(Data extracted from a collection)

# # #

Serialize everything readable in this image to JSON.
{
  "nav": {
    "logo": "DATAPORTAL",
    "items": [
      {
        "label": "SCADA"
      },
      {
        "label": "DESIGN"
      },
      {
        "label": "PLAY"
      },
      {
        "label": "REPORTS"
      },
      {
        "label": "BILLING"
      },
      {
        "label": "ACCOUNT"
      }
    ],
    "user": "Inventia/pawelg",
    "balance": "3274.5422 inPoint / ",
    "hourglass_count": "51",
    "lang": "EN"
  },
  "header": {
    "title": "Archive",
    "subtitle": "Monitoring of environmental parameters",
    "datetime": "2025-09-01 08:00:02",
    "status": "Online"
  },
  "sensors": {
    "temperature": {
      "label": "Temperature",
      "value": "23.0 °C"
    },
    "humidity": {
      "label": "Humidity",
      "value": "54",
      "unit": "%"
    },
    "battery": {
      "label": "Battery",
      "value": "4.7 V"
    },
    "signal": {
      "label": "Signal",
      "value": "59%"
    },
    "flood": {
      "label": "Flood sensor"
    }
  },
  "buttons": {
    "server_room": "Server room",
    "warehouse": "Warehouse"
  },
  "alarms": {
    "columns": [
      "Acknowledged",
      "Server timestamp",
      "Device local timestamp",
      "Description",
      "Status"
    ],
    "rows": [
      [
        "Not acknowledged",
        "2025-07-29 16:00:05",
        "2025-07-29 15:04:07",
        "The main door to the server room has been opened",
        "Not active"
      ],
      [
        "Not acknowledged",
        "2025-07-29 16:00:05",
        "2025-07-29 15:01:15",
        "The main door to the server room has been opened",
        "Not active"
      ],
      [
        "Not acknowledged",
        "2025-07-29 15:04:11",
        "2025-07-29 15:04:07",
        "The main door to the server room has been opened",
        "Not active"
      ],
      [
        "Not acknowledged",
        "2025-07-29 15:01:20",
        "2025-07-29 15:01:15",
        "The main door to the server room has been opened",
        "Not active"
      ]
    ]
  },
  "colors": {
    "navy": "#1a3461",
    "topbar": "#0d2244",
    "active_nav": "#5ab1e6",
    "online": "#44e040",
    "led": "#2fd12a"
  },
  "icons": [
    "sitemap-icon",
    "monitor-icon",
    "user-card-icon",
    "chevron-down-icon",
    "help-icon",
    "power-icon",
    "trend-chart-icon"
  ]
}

# # #

▶ _Written instruction_:
Select every line in the records above that contains the word "timestamp".

▶ _Solved problem_:
      "Server timestamp",
      "Device local timestamp",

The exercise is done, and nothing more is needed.